> Task objective
Which lines in the records below contain the word "ribbon"? Copy each of them.

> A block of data
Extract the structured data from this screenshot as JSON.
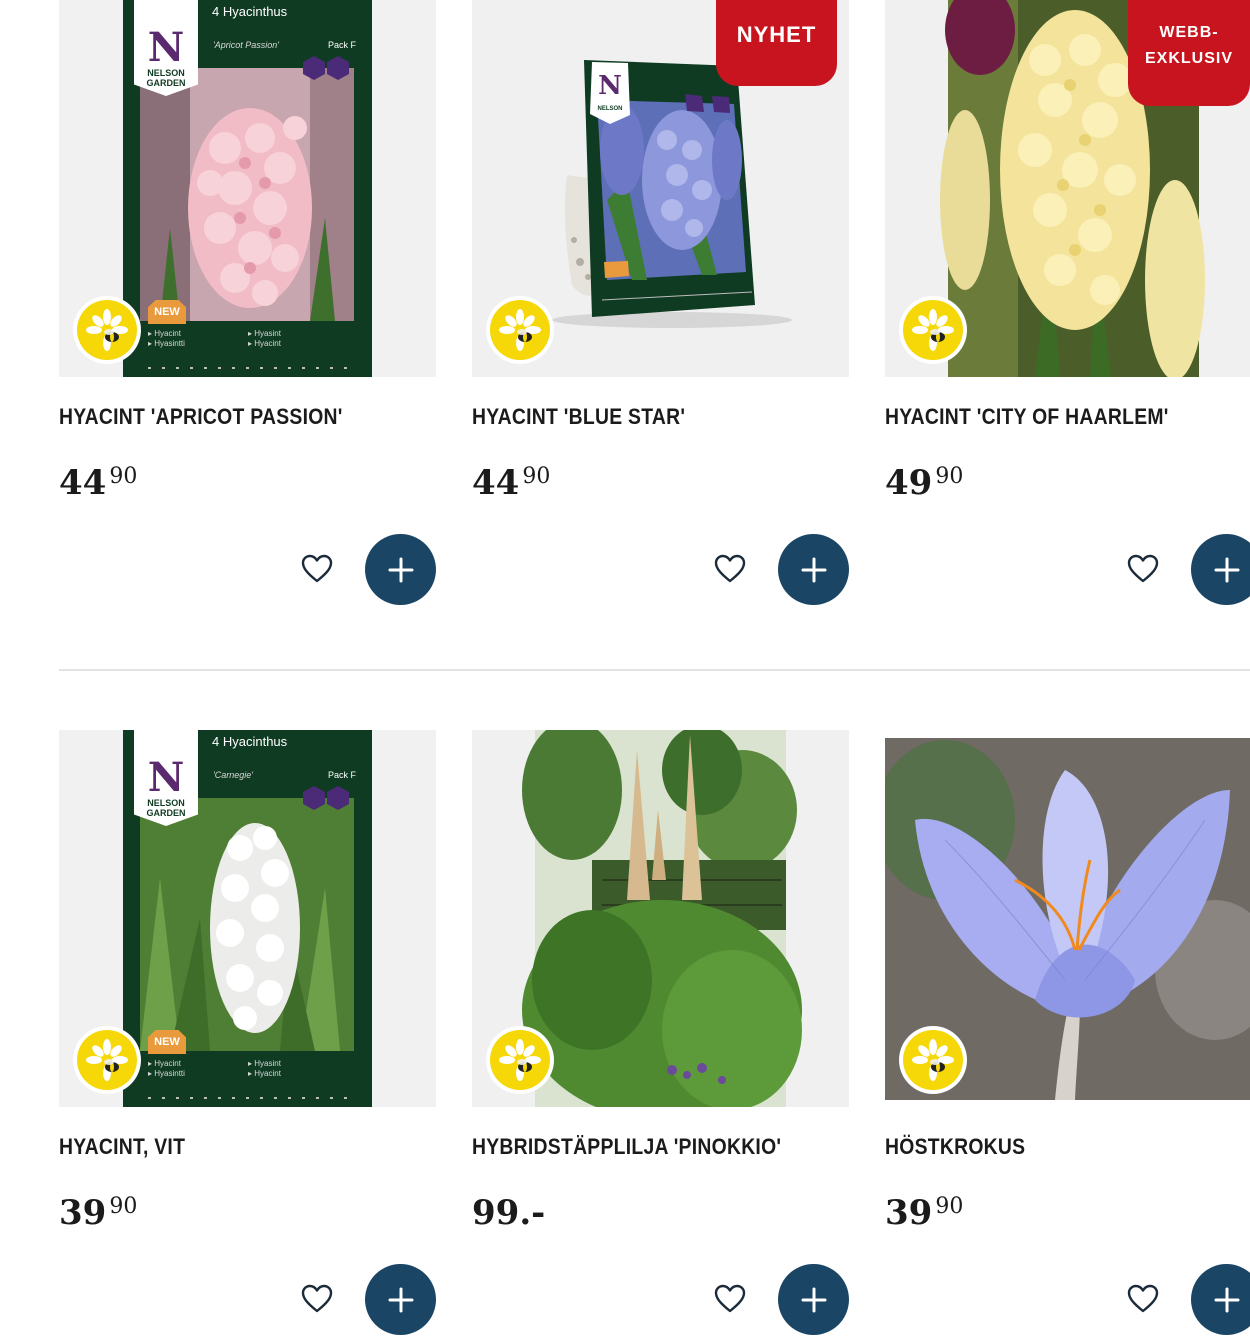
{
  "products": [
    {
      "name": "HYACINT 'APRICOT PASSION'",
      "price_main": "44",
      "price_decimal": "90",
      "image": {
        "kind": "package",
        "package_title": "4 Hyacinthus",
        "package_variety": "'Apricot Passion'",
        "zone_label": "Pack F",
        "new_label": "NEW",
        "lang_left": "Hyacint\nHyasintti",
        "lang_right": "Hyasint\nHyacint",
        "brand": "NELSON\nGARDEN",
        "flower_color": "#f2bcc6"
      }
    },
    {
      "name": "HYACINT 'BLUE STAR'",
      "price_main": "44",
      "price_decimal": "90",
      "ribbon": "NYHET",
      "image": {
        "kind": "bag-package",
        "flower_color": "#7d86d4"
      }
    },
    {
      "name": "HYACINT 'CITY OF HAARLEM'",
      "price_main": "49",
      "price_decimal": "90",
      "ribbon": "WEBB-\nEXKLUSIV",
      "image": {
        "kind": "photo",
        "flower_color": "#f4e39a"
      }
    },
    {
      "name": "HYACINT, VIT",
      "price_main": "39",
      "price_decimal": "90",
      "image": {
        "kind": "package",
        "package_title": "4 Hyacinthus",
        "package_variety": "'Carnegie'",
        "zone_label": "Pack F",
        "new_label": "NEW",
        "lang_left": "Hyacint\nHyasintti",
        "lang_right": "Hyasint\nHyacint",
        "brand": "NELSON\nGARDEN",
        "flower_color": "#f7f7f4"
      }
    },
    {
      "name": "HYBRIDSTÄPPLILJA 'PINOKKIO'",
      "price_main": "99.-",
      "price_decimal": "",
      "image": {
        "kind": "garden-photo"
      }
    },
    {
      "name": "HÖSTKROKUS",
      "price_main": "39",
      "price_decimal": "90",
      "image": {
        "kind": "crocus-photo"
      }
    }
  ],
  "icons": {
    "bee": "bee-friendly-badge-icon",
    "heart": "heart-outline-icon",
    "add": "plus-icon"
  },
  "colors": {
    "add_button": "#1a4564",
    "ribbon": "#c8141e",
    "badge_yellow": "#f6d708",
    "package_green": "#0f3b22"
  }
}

* * *

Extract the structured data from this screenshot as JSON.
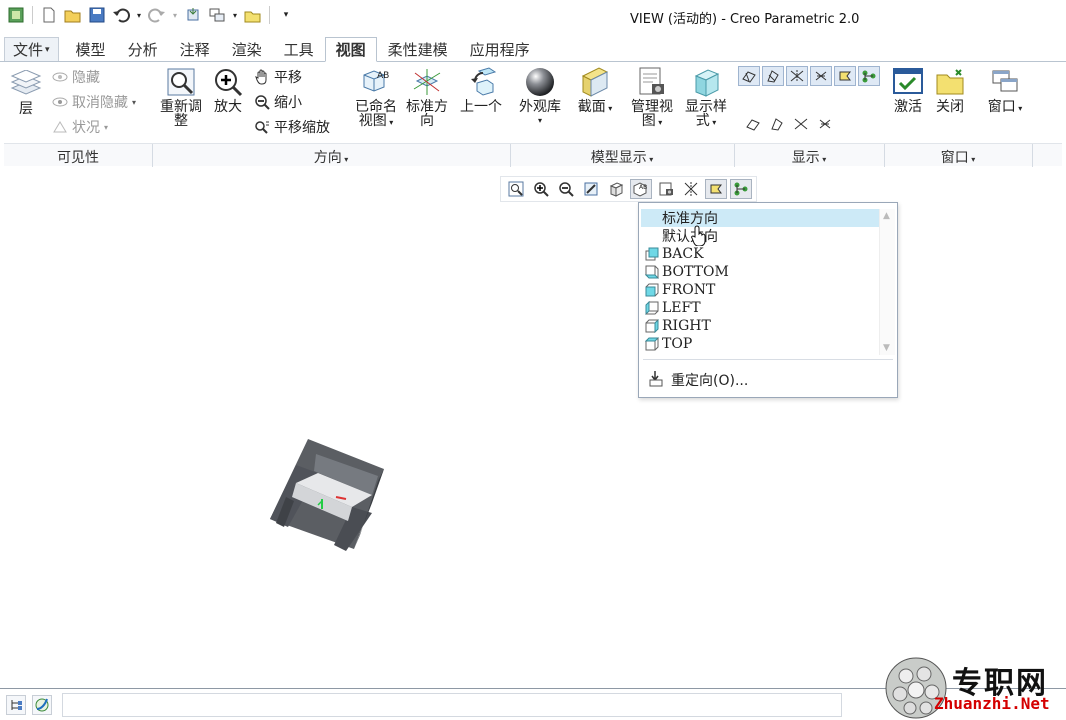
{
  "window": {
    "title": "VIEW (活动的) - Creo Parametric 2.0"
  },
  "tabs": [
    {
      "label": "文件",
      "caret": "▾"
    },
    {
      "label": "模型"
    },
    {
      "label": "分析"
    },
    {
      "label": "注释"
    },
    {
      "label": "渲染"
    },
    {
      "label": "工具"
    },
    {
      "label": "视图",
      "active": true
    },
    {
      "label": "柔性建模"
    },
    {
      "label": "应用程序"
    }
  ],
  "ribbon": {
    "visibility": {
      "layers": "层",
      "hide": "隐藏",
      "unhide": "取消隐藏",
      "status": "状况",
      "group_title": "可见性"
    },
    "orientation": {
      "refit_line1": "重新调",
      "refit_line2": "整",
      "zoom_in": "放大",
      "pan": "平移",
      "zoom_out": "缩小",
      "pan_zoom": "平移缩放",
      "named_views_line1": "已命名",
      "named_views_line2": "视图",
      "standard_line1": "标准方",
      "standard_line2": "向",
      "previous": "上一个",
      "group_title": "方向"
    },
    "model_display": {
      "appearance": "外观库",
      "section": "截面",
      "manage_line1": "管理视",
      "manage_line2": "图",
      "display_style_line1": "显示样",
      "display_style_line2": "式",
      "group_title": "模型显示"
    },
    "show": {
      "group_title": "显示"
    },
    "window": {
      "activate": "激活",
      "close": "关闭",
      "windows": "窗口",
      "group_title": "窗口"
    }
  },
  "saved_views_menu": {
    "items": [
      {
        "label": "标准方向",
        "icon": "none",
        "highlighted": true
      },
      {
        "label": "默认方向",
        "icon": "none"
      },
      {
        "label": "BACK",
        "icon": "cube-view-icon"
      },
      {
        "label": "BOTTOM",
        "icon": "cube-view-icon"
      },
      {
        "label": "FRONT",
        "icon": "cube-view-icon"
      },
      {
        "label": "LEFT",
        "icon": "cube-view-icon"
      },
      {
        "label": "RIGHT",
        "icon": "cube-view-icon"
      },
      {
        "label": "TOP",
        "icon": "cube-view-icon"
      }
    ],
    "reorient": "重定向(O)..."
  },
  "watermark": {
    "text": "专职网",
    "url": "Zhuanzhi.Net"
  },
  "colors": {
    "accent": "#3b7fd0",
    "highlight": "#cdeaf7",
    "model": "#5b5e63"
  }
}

> Result of the task
      "ribbon": "NYHET",
      "ribbon": "WEBB-\nEXKLUSIV",
    "ribbon": "#c8141e",
  "ribbon": {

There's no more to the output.